What is required.
Retype every entry exactly, character for character.

** Start of Provided records **

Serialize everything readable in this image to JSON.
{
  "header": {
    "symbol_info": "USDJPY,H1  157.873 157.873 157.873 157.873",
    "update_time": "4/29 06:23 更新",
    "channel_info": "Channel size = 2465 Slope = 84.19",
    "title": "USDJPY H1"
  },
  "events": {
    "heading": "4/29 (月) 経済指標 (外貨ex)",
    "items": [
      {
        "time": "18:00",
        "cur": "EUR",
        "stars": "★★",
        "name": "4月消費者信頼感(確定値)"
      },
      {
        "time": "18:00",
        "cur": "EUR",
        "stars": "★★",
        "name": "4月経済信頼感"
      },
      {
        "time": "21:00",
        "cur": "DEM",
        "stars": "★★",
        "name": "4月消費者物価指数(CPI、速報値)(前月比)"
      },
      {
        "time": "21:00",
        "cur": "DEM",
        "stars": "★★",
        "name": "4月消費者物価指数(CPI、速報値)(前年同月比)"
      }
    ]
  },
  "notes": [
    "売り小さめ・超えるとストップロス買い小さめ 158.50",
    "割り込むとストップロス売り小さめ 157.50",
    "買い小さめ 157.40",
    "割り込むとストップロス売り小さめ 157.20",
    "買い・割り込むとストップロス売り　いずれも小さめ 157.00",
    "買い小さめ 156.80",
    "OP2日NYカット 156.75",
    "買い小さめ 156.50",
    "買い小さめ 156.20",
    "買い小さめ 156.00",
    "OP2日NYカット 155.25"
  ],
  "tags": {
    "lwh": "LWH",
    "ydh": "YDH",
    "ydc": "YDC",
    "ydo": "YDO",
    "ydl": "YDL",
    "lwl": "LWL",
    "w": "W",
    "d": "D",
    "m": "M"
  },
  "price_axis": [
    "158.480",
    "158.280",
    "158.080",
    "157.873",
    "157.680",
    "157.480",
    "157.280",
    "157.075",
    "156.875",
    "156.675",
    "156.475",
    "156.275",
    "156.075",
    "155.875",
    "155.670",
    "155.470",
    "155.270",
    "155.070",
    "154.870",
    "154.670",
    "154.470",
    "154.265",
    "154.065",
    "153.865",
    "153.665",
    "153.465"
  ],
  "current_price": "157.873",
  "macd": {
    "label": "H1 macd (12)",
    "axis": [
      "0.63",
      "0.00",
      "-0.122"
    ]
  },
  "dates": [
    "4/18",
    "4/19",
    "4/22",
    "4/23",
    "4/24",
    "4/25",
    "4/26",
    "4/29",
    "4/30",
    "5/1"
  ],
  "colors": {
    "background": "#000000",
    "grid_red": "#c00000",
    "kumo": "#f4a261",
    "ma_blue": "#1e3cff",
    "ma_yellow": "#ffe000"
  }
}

** End of Provided records **

Response to the task.
Serialize everything readable in this image to JSON.
{
  "header": {
    "symbol_info": "USDJPY,H1  157.873 157.873 157.873 157.873",
    "update_time": "4/29 06:23 更新",
    "channel_info": "Channel size = 2465 Slope = 84.19",
    "title": "USDJPY H1"
  },
  "events": {
    "heading": "4/29 (月) 経済指標 (外貨ex)",
    "items": [
      {
        "time": "18:00",
        "cur": "EUR",
        "stars": "★★",
        "name": "4月消費者信頼感(確定値)"
      },
      {
        "time": "18:00",
        "cur": "EUR",
        "stars": "★★",
        "name": "4月経済信頼感"
      },
      {
        "time": "21:00",
        "cur": "DEM",
        "stars": "★★",
        "name": "4月消費者物価指数(CPI、速報値)(前月比)"
      },
      {
        "time": "21:00",
        "cur": "DEM",
        "stars": "★★",
        "name": "4月消費者物価指数(CPI、速報値)(前年同月比)"
      }
    ]
  },
  "notes": [
    "売り小さめ・超えるとストップロス買い小さめ 158.50",
    "割り込むとストップロス売り小さめ 157.50",
    "買い小さめ 157.40",
    "割り込むとストップロス売り小さめ 157.20",
    "買い・割り込むとストップロス売り　いずれも小さめ 157.00",
    "買い小さめ 156.80",
    "OP2日NYカット 156.75",
    "買い小さめ 156.50",
    "買い小さめ 156.20",
    "買い小さめ 156.00",
    "OP2日NYカット 155.25"
  ],
  "tags": {
    "lwh": "LWH",
    "ydh": "YDH",
    "ydc": "YDC",
    "ydo": "YDO",
    "ydl": "YDL",
    "lwl": "LWL",
    "w": "W",
    "d": "D",
    "m": "M"
  },
  "price_axis": [
    "158.480",
    "158.280",
    "158.080",
    "157.873",
    "157.680",
    "157.480",
    "157.280",
    "157.075",
    "156.875",
    "156.675",
    "156.475",
    "156.275",
    "156.075",
    "155.875",
    "155.670",
    "155.470",
    "155.270",
    "155.070",
    "154.870",
    "154.670",
    "154.470",
    "154.265",
    "154.065",
    "153.865",
    "153.665",
    "153.465"
  ],
  "current_price": "157.873",
  "macd": {
    "label": "H1 macd (12)",
    "axis": [
      "0.63",
      "0.00",
      "-0.122"
    ]
  },
  "dates": [
    "4/18",
    "4/19",
    "4/22",
    "4/23",
    "4/24",
    "4/25",
    "4/26",
    "4/29",
    "4/30",
    "5/1"
  ],
  "colors": {
    "background": "#000000",
    "grid_red": "#c00000",
    "kumo": "#f4a261",
    "ma_blue": "#1e3cff",
    "ma_yellow": "#ffe000"
  }
}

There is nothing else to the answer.